— Directions —
Could you set down the stretch of records from the start through the line containing "data-point [811,960,846,1009]", both ends included, with every line reproduced word for word?

---------- Records for the task ----------

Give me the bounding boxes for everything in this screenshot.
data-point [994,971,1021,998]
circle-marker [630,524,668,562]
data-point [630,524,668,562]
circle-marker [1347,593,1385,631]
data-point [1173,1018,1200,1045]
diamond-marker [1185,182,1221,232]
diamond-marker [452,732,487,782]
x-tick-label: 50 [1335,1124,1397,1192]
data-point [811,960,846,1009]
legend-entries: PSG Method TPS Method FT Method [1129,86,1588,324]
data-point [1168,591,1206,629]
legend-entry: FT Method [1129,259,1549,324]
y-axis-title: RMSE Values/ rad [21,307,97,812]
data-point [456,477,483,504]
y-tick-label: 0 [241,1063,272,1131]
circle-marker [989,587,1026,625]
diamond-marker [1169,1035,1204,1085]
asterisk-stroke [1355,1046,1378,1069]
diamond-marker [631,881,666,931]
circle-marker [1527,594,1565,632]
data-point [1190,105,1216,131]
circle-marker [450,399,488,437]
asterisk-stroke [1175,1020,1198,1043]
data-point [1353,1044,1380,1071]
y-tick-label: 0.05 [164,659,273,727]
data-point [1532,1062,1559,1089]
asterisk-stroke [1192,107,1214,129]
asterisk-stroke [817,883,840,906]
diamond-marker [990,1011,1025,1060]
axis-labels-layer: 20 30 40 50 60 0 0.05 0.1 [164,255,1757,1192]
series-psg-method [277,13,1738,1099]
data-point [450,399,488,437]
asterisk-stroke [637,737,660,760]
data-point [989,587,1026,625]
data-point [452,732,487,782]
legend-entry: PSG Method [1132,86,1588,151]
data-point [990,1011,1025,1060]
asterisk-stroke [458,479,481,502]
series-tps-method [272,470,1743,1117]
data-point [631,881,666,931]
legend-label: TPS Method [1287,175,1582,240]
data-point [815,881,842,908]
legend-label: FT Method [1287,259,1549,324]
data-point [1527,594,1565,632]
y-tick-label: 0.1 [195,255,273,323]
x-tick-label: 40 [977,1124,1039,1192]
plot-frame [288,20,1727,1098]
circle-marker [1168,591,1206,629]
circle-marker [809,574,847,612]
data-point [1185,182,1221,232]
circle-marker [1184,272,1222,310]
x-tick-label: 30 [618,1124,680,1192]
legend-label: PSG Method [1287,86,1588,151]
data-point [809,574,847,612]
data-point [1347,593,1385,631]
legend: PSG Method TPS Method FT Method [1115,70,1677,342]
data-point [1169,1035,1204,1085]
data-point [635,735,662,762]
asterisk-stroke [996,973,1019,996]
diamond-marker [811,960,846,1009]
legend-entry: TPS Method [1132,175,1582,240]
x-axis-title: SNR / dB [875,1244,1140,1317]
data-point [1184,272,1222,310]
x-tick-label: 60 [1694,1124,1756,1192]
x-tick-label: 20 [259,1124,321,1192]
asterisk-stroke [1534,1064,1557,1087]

----------

— Exercise result —
Give me the bounding boxes for everything in this screenshot.
data-point [994,971,1021,998]
circle-marker [630,524,668,562]
data-point [630,524,668,562]
circle-marker [1347,593,1385,631]
data-point [1173,1018,1200,1045]
diamond-marker [1185,182,1221,232]
diamond-marker [452,732,487,782]
x-tick-label: 50 [1335,1124,1397,1192]
data-point [811,960,846,1009]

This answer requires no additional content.